Copy all of the data below word for word, leaving out the pictures.

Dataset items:
########
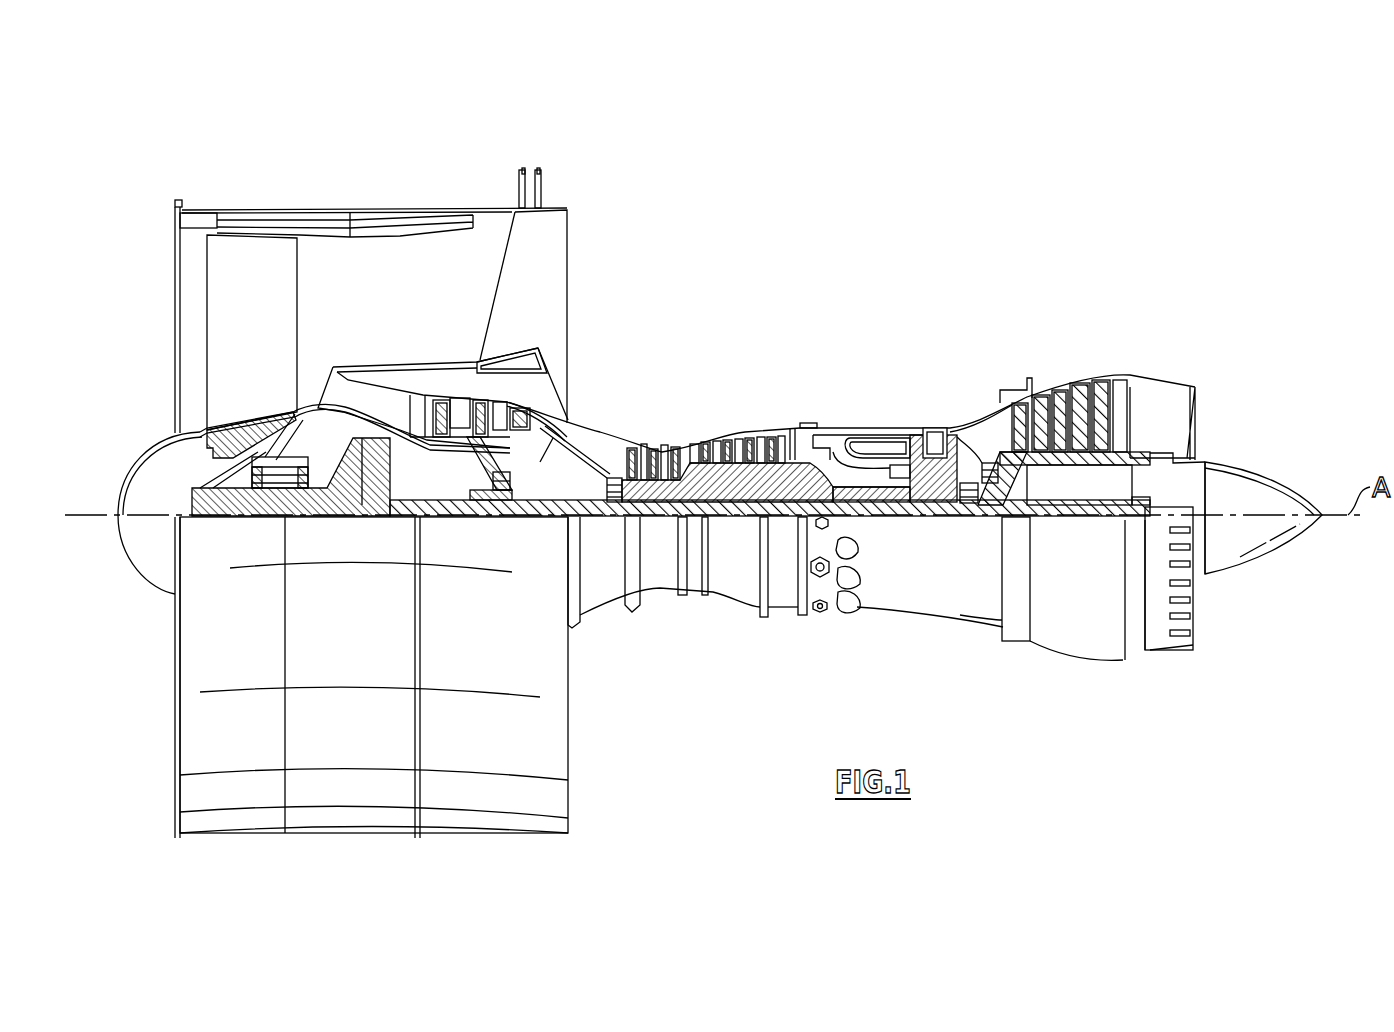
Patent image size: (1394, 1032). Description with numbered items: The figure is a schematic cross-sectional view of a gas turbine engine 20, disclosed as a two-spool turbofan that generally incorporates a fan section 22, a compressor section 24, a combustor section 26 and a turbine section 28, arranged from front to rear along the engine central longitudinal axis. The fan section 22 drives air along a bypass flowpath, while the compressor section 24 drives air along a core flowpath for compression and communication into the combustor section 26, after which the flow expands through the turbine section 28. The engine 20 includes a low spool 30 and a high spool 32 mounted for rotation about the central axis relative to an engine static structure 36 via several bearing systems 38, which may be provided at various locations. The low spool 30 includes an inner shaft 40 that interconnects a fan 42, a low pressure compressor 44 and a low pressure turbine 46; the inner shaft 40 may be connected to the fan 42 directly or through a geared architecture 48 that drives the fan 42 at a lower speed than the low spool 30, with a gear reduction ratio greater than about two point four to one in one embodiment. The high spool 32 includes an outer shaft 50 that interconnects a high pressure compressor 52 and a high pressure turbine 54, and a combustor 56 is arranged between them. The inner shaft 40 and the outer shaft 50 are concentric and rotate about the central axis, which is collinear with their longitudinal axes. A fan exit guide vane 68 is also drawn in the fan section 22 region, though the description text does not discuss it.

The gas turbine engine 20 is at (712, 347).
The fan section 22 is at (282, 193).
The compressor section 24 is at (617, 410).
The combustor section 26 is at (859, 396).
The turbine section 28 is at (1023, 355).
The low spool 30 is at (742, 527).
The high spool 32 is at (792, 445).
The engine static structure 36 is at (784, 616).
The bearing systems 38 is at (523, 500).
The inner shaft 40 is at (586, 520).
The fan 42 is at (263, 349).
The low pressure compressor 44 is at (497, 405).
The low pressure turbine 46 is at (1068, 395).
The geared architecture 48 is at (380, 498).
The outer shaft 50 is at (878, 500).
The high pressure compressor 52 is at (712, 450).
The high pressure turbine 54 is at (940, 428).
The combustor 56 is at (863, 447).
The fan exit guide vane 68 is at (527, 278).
########
• [SOLUTION TO THE PROBLEM]
Patent image size: (1394, 1032). Description with numbered items: The figure is a schematic cross-sectional view of a gas turbine engine 20, disclosed as a two-spool turbofan that generally incorporates a fan section 22, a compressor section 24, a combustor section 26 and a turbine section 28, arranged from front to rear along the engine central longitudinal axis. The fan section 22 drives air along a bypass flowpath, while the compressor section 24 drives air along a core flowpath for compression and communication into the combustor section 26, after which the flow expands through the turbine section 28. The engine 20 includes a low spool 30 and a high spool 32 mounted for rotation about the central axis relative to an engine static structure 36 via several bearing systems 38, which may be provided at various locations. The low spool 30 includes an inner shaft 40 that interconnects a fan 42, a low pressure compressor 44 and a low pressure turbine 46; the inner shaft 40 may be connected to the fan 42 directly or through a geared architecture 48 that drives the fan 42 at a lower speed than the low spool 30, with a gear reduction ratio greater than about two point four to one in one embodiment. The high spool 32 includes an outer shaft 50 that interconnects a high pressure compressor 52 and a high pressure turbine 54, and a combustor 56 is arranged between them. The inner shaft 40 and the outer shaft 50 are concentric and rotate about the central axis, which is collinear with their longitudinal axes. A fan exit guide vane 68 is also drawn in the fan section 22 region, though the description text does not discuss it.

The gas turbine engine 20 is at (712, 347).
The fan section 22 is at (282, 193).
The compressor section 24 is at (617, 410).
The combustor section 26 is at (859, 396).
The turbine section 28 is at (1023, 355).
The low spool 30 is at (742, 527).
The high spool 32 is at (792, 445).
The engine static structure 36 is at (784, 616).
The bearing systems 38 is at (523, 500).
The inner shaft 40 is at (586, 520).
The fan 42 is at (263, 349).
The low pressure compressor 44 is at (497, 405).
The low pressure turbine 46 is at (1068, 395).
The geared architecture 48 is at (380, 498).
The outer shaft 50 is at (878, 500).
The high pressure compressor 52 is at (712, 450).
The high pressure turbine 54 is at (940, 428).
The combustor 56 is at (863, 447).
The fan exit guide vane 68 is at (527, 278).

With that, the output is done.